> **Excerpted data**:
####################

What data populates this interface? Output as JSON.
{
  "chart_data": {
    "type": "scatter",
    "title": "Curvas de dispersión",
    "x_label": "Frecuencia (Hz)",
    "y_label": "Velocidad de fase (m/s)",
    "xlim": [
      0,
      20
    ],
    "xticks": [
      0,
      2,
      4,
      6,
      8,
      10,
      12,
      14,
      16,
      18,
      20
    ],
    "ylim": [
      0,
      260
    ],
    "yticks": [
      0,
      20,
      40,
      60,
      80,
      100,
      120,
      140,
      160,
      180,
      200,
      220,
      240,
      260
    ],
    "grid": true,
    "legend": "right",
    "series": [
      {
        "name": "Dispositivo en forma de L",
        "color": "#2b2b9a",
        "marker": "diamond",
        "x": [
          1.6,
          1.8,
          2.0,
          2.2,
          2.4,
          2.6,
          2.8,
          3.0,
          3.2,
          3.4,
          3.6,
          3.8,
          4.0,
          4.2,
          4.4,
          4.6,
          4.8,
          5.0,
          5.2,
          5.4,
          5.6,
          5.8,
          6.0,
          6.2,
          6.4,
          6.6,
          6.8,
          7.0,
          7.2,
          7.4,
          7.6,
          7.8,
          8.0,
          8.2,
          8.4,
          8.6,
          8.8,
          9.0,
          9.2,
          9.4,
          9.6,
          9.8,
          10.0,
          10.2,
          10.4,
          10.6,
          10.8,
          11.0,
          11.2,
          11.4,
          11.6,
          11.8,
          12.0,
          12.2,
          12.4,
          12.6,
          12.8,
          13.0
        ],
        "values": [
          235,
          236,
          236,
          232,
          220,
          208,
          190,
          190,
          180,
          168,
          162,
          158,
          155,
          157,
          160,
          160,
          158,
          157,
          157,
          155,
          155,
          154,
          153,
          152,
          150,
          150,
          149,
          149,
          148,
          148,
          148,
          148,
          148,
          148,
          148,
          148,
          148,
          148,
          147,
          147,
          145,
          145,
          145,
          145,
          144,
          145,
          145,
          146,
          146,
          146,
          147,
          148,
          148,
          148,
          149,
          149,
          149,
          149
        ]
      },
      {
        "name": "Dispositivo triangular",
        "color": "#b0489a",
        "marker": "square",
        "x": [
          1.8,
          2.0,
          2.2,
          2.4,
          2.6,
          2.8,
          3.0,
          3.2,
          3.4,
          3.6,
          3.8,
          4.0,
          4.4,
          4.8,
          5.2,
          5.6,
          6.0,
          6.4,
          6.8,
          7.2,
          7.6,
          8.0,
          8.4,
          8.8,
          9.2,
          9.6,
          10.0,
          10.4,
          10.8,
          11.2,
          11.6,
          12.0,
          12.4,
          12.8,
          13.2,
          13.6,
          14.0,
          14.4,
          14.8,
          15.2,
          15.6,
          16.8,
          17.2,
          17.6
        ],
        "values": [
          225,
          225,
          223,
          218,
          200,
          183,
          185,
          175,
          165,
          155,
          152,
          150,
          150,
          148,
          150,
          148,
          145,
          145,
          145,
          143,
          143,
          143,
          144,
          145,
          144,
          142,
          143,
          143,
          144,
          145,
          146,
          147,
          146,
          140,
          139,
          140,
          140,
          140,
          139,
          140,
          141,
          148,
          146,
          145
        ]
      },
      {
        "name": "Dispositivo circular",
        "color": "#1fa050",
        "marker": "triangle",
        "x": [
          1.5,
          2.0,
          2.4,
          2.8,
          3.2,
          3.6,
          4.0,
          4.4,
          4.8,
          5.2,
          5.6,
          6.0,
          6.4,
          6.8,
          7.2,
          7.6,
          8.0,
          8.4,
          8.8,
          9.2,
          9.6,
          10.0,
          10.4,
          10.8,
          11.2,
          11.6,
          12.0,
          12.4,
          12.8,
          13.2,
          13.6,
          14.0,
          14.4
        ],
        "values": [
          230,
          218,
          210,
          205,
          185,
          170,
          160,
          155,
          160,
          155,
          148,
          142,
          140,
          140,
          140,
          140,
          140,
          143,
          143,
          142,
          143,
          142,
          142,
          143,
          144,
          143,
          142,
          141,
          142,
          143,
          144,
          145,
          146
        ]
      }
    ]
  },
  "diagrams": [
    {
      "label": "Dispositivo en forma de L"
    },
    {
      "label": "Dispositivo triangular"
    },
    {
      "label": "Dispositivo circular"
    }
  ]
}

####################

> **Stated goal**: Write out all records exactly, keeping every detail.

> **Correct result**:
What data populates this interface? Output as JSON.
{
  "chart_data": {
    "type": "scatter",
    "title": "Curvas de dispersión",
    "x_label": "Frecuencia (Hz)",
    "y_label": "Velocidad de fase (m/s)",
    "xlim": [
      0,
      20
    ],
    "xticks": [
      0,
      2,
      4,
      6,
      8,
      10,
      12,
      14,
      16,
      18,
      20
    ],
    "ylim": [
      0,
      260
    ],
    "yticks": [
      0,
      20,
      40,
      60,
      80,
      100,
      120,
      140,
      160,
      180,
      200,
      220,
      240,
      260
    ],
    "grid": true,
    "legend": "right",
    "series": [
      {
        "name": "Dispositivo en forma de L",
        "color": "#2b2b9a",
        "marker": "diamond",
        "x": [
          1.6,
          1.8,
          2.0,
          2.2,
          2.4,
          2.6,
          2.8,
          3.0,
          3.2,
          3.4,
          3.6,
          3.8,
          4.0,
          4.2,
          4.4,
          4.6,
          4.8,
          5.0,
          5.2,
          5.4,
          5.6,
          5.8,
          6.0,
          6.2,
          6.4,
          6.6,
          6.8,
          7.0,
          7.2,
          7.4,
          7.6,
          7.8,
          8.0,
          8.2,
          8.4,
          8.6,
          8.8,
          9.0,
          9.2,
          9.4,
          9.6,
          9.8,
          10.0,
          10.2,
          10.4,
          10.6,
          10.8,
          11.0,
          11.2,
          11.4,
          11.6,
          11.8,
          12.0,
          12.2,
          12.4,
          12.6,
          12.8,
          13.0
        ],
        "values": [
          235,
          236,
          236,
          232,
          220,
          208,
          190,
          190,
          180,
          168,
          162,
          158,
          155,
          157,
          160,
          160,
          158,
          157,
          157,
          155,
          155,
          154,
          153,
          152,
          150,
          150,
          149,
          149,
          148,
          148,
          148,
          148,
          148,
          148,
          148,
          148,
          148,
          148,
          147,
          147,
          145,
          145,
          145,
          145,
          144,
          145,
          145,
          146,
          146,
          146,
          147,
          148,
          148,
          148,
          149,
          149,
          149,
          149
        ]
      },
      {
        "name": "Dispositivo triangular",
        "color": "#b0489a",
        "marker": "square",
        "x": [
          1.8,
          2.0,
          2.2,
          2.4,
          2.6,
          2.8,
          3.0,
          3.2,
          3.4,
          3.6,
          3.8,
          4.0,
          4.4,
          4.8,
          5.2,
          5.6,
          6.0,
          6.4,
          6.8,
          7.2,
          7.6,
          8.0,
          8.4,
          8.8,
          9.2,
          9.6,
          10.0,
          10.4,
          10.8,
          11.2,
          11.6,
          12.0,
          12.4,
          12.8,
          13.2,
          13.6,
          14.0,
          14.4,
          14.8,
          15.2,
          15.6,
          16.8,
          17.2,
          17.6
        ],
        "values": [
          225,
          225,
          223,
          218,
          200,
          183,
          185,
          175,
          165,
          155,
          152,
          150,
          150,
          148,
          150,
          148,
          145,
          145,
          145,
          143,
          143,
          143,
          144,
          145,
          144,
          142,
          143,
          143,
          144,
          145,
          146,
          147,
          146,
          140,
          139,
          140,
          140,
          140,
          139,
          140,
          141,
          148,
          146,
          145
        ]
      },
      {
        "name": "Dispositivo circular",
        "color": "#1fa050",
        "marker": "triangle",
        "x": [
          1.5,
          2.0,
          2.4,
          2.8,
          3.2,
          3.6,
          4.0,
          4.4,
          4.8,
          5.2,
          5.6,
          6.0,
          6.4,
          6.8,
          7.2,
          7.6,
          8.0,
          8.4,
          8.8,
          9.2,
          9.6,
          10.0,
          10.4,
          10.8,
          11.2,
          11.6,
          12.0,
          12.4,
          12.8,
          13.2,
          13.6,
          14.0,
          14.4
        ],
        "values": [
          230,
          218,
          210,
          205,
          185,
          170,
          160,
          155,
          160,
          155,
          148,
          142,
          140,
          140,
          140,
          140,
          140,
          143,
          143,
          142,
          143,
          142,
          142,
          143,
          144,
          143,
          142,
          141,
          142,
          143,
          144,
          145,
          146
        ]
      }
    ]
  },
  "diagrams": [
    {
      "label": "Dispositivo en forma de L"
    },
    {
      "label": "Dispositivo triangular"
    },
    {
      "label": "Dispositivo circular"
    }
  ]
}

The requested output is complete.